*STATED EXERCISE*. Each entry below should be returned exactly as is, with the pictures removed.

*MATERIAL SUPPLIED*.
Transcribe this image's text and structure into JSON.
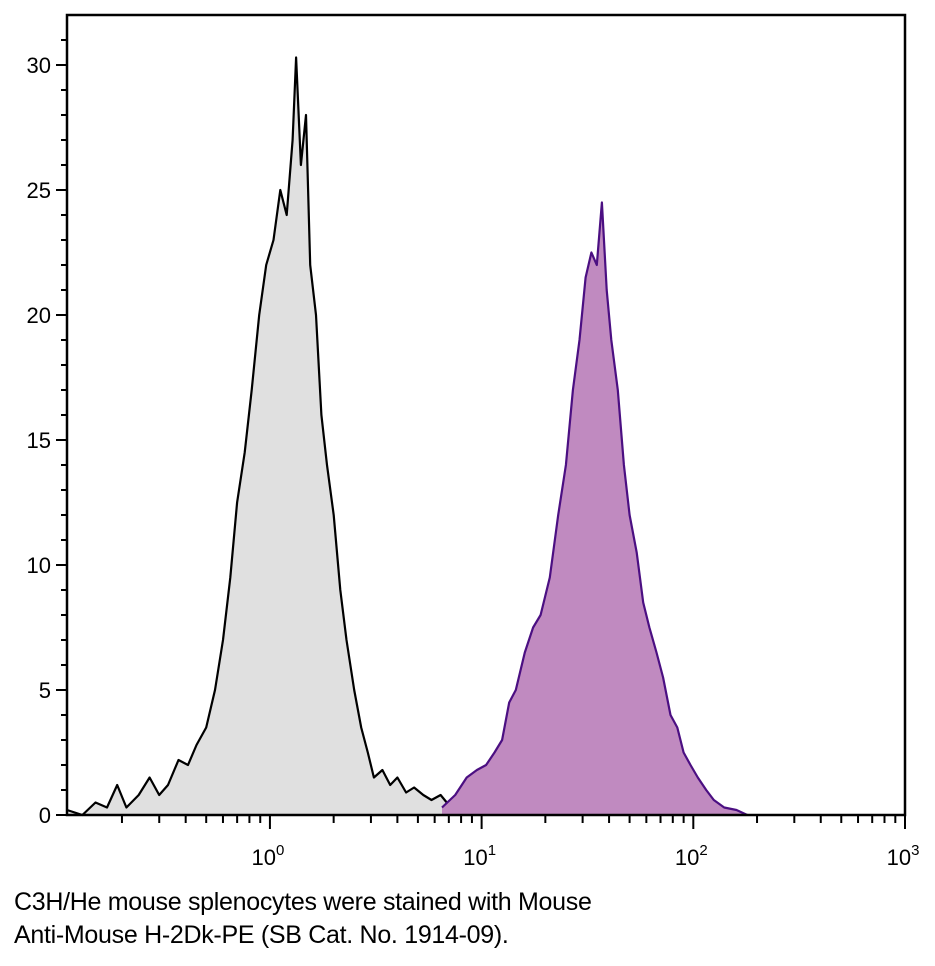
{
  "chart_data": {
    "type": "area",
    "title": "",
    "xlabel": "",
    "ylabel": "",
    "xscale": "log",
    "xlim": [
      0.11,
      1000
    ],
    "ylim": [
      0,
      32
    ],
    "grid": false,
    "x_tick_labels": [
      {
        "base": "10",
        "exp": "0",
        "value": 1
      },
      {
        "base": "10",
        "exp": "1",
        "value": 10
      },
      {
        "base": "10",
        "exp": "2",
        "value": 100
      },
      {
        "base": "10",
        "exp": "3",
        "value": 1000
      }
    ],
    "y_ticks": [
      0,
      5,
      10,
      15,
      20,
      25,
      30
    ],
    "series": [
      {
        "line_color": "#000000",
        "fill_color": "#e0e0e0",
        "x": [
          0.11,
          0.13,
          0.15,
          0.17,
          0.19,
          0.21,
          0.24,
          0.27,
          0.3,
          0.33,
          0.37,
          0.41,
          0.45,
          0.5,
          0.55,
          0.6,
          0.65,
          0.7,
          0.76,
          0.82,
          0.89,
          0.96,
          1.04,
          1.12,
          1.2,
          1.28,
          1.33,
          1.4,
          1.48,
          1.55,
          1.65,
          1.75,
          1.86,
          2.0,
          2.15,
          2.3,
          2.5,
          2.7,
          2.9,
          3.1,
          3.4,
          3.7,
          4.0,
          4.4,
          4.8,
          5.3,
          5.8,
          6.4,
          7.0,
          7.7,
          8.5,
          9.3
        ],
        "y": [
          0.2,
          0,
          0.5,
          0.3,
          1.2,
          0.3,
          0.8,
          1.5,
          0.8,
          1.2,
          2.2,
          2.0,
          2.8,
          3.5,
          5.0,
          7.0,
          9.5,
          12.5,
          14.5,
          17,
          20,
          22,
          23,
          25,
          24,
          27,
          30.3,
          26,
          28,
          22,
          20,
          16,
          14,
          12,
          9,
          7,
          5,
          3.5,
          2.5,
          1.5,
          1.8,
          1.2,
          1.5,
          0.9,
          1.1,
          0.8,
          0.6,
          0.8,
          0.4,
          0.6,
          0.2,
          0
        ]
      },
      {
        "line_color": "#4b0f82",
        "fill_color": "#c08ac0",
        "x": [
          6.5,
          7.5,
          8.5,
          9.5,
          10.5,
          11.5,
          12.5,
          13.5,
          14.5,
          16,
          17.5,
          19,
          21,
          23,
          25,
          27,
          29,
          31,
          33,
          35,
          37,
          39,
          41,
          44,
          47,
          50,
          54,
          58,
          62,
          67,
          72,
          78,
          84,
          90,
          97,
          105,
          115,
          125,
          140,
          160,
          180
        ],
        "y": [
          0.3,
          0.8,
          1.5,
          1.8,
          2.0,
          2.5,
          3.0,
          4.5,
          5.0,
          6.5,
          7.5,
          8.0,
          9.5,
          12,
          14,
          17,
          19,
          21.5,
          22.5,
          22,
          24.5,
          21,
          19,
          17,
          14,
          12,
          10.5,
          8.5,
          7.5,
          6.5,
          5.5,
          4.0,
          3.5,
          2.5,
          2.0,
          1.5,
          1.0,
          0.6,
          0.3,
          0.2,
          0
        ]
      }
    ]
  },
  "caption": {
    "line1": "C3H/He mouse splenocytes were stained with Mouse",
    "line2": "Anti-Mouse H-2Dk-PE (SB Cat. No. 1914-09)."
  }
}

*OUTPUT OF THE TASK*.
Transcribe this image's text and structure into JSON.
{
  "chart_data": {
    "type": "area",
    "title": "",
    "xlabel": "",
    "ylabel": "",
    "xscale": "log",
    "xlim": [
      0.11,
      1000
    ],
    "ylim": [
      0,
      32
    ],
    "grid": false,
    "x_tick_labels": [
      {
        "base": "10",
        "exp": "0",
        "value": 1
      },
      {
        "base": "10",
        "exp": "1",
        "value": 10
      },
      {
        "base": "10",
        "exp": "2",
        "value": 100
      },
      {
        "base": "10",
        "exp": "3",
        "value": 1000
      }
    ],
    "y_ticks": [
      0,
      5,
      10,
      15,
      20,
      25,
      30
    ],
    "series": [
      {
        "line_color": "#000000",
        "fill_color": "#e0e0e0",
        "x": [
          0.11,
          0.13,
          0.15,
          0.17,
          0.19,
          0.21,
          0.24,
          0.27,
          0.3,
          0.33,
          0.37,
          0.41,
          0.45,
          0.5,
          0.55,
          0.6,
          0.65,
          0.7,
          0.76,
          0.82,
          0.89,
          0.96,
          1.04,
          1.12,
          1.2,
          1.28,
          1.33,
          1.4,
          1.48,
          1.55,
          1.65,
          1.75,
          1.86,
          2.0,
          2.15,
          2.3,
          2.5,
          2.7,
          2.9,
          3.1,
          3.4,
          3.7,
          4.0,
          4.4,
          4.8,
          5.3,
          5.8,
          6.4,
          7.0,
          7.7,
          8.5,
          9.3
        ],
        "y": [
          0.2,
          0,
          0.5,
          0.3,
          1.2,
          0.3,
          0.8,
          1.5,
          0.8,
          1.2,
          2.2,
          2.0,
          2.8,
          3.5,
          5.0,
          7.0,
          9.5,
          12.5,
          14.5,
          17,
          20,
          22,
          23,
          25,
          24,
          27,
          30.3,
          26,
          28,
          22,
          20,
          16,
          14,
          12,
          9,
          7,
          5,
          3.5,
          2.5,
          1.5,
          1.8,
          1.2,
          1.5,
          0.9,
          1.1,
          0.8,
          0.6,
          0.8,
          0.4,
          0.6,
          0.2,
          0
        ]
      },
      {
        "line_color": "#4b0f82",
        "fill_color": "#c08ac0",
        "x": [
          6.5,
          7.5,
          8.5,
          9.5,
          10.5,
          11.5,
          12.5,
          13.5,
          14.5,
          16,
          17.5,
          19,
          21,
          23,
          25,
          27,
          29,
          31,
          33,
          35,
          37,
          39,
          41,
          44,
          47,
          50,
          54,
          58,
          62,
          67,
          72,
          78,
          84,
          90,
          97,
          105,
          115,
          125,
          140,
          160,
          180
        ],
        "y": [
          0.3,
          0.8,
          1.5,
          1.8,
          2.0,
          2.5,
          3.0,
          4.5,
          5.0,
          6.5,
          7.5,
          8.0,
          9.5,
          12,
          14,
          17,
          19,
          21.5,
          22.5,
          22,
          24.5,
          21,
          19,
          17,
          14,
          12,
          10.5,
          8.5,
          7.5,
          6.5,
          5.5,
          4.0,
          3.5,
          2.5,
          2.0,
          1.5,
          1.0,
          0.6,
          0.3,
          0.2,
          0
        ]
      }
    ]
  },
  "caption": {
    "line1": "C3H/He mouse splenocytes were stained with Mouse",
    "line2": "Anti-Mouse H-2Dk-PE (SB Cat. No. 1914-09)."
  }
}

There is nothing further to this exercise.